▶ DATASET
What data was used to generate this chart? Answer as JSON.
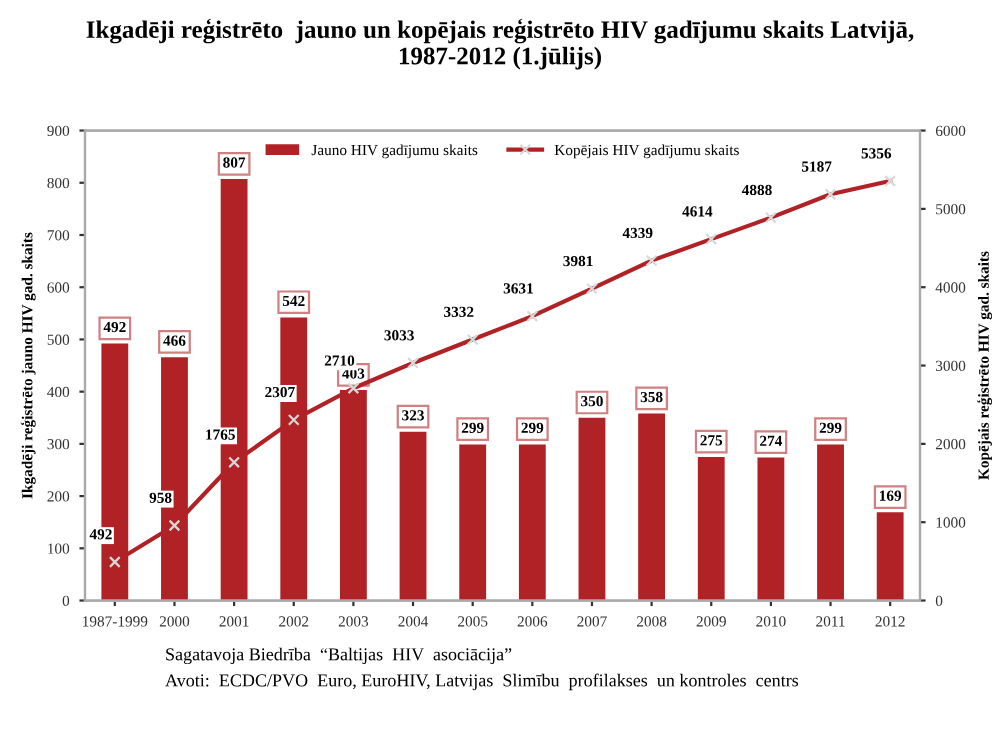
{
  "chart_data": {
    "type": "bar",
    "title": "Ikgadēji reģistrēto  jauno un kopējais reģistrēto HIV gadījumu skaits Latvijā,\n1987-2012 (1.jūlijs)",
    "categories": [
      "1987-1999",
      "2000",
      "2001",
      "2002",
      "2003",
      "2004",
      "2005",
      "2006",
      "2007",
      "2008",
      "2009",
      "2010",
      "2011",
      "2012"
    ],
    "series": [
      {
        "name": "Jauno HIV gadījumu skaits",
        "color": "#b02226",
        "values": [
          492,
          466,
          807,
          542,
          403,
          323,
          299,
          299,
          350,
          358,
          275,
          274,
          299,
          169
        ]
      },
      {
        "name": "Kopējais HIV gadījumu skaits",
        "type": "line",
        "axis": "y2",
        "color": "#b02226",
        "marker": "cross",
        "values": [
          492,
          958,
          1765,
          2307,
          2710,
          3033,
          3332,
          3631,
          3981,
          4339,
          4614,
          4888,
          5187,
          5356
        ]
      }
    ],
    "ylabel": "Ikgadēji reģistrēto jauno HIV gad. skaits",
    "y2label": "Kopējais reģistrēto HIV gad. skaits",
    "ylim": [
      0,
      900
    ],
    "yticks": [
      0,
      100,
      200,
      300,
      400,
      500,
      600,
      700,
      800,
      900
    ],
    "y2lim": [
      0,
      6000
    ],
    "y2ticks": [
      0,
      1000,
      2000,
      3000,
      4000,
      5000,
      6000
    ],
    "data_labels": true,
    "legend": "top",
    "grid": false,
    "annotations": [
      "Sagatavoja Biedrība  “Baltijas  HIV  asociācija”",
      "Avoti:  ECDC/PVO  Euro, EuroHIV, Latvijas  Slimību  profilakses  un kontroles  centrs"
    ]
  }
}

▶ CHALLENGE
Print the records above exactly as they stand, but leave out the pictures.

▶ RESPONSE TO THE EXERCISE
What data was used to generate this chart? Answer as JSON.
{
  "chart_data": {
    "type": "bar",
    "title": "Ikgadēji reģistrēto  jauno un kopējais reģistrēto HIV gadījumu skaits Latvijā,\n1987-2012 (1.jūlijs)",
    "categories": [
      "1987-1999",
      "2000",
      "2001",
      "2002",
      "2003",
      "2004",
      "2005",
      "2006",
      "2007",
      "2008",
      "2009",
      "2010",
      "2011",
      "2012"
    ],
    "series": [
      {
        "name": "Jauno HIV gadījumu skaits",
        "color": "#b02226",
        "values": [
          492,
          466,
          807,
          542,
          403,
          323,
          299,
          299,
          350,
          358,
          275,
          274,
          299,
          169
        ]
      },
      {
        "name": "Kopējais HIV gadījumu skaits",
        "type": "line",
        "axis": "y2",
        "color": "#b02226",
        "marker": "cross",
        "values": [
          492,
          958,
          1765,
          2307,
          2710,
          3033,
          3332,
          3631,
          3981,
          4339,
          4614,
          4888,
          5187,
          5356
        ]
      }
    ],
    "ylabel": "Ikgadēji reģistrēto jauno HIV gad. skaits",
    "y2label": "Kopējais reģistrēto HIV gad. skaits",
    "ylim": [
      0,
      900
    ],
    "yticks": [
      0,
      100,
      200,
      300,
      400,
      500,
      600,
      700,
      800,
      900
    ],
    "y2lim": [
      0,
      6000
    ],
    "y2ticks": [
      0,
      1000,
      2000,
      3000,
      4000,
      5000,
      6000
    ],
    "data_labels": true,
    "legend": "top",
    "grid": false,
    "annotations": [
      "Sagatavoja Biedrība  “Baltijas  HIV  asociācija”",
      "Avoti:  ECDC/PVO  Euro, EuroHIV, Latvijas  Slimību  profilakses  un kontroles  centrs"
    ]
  }
}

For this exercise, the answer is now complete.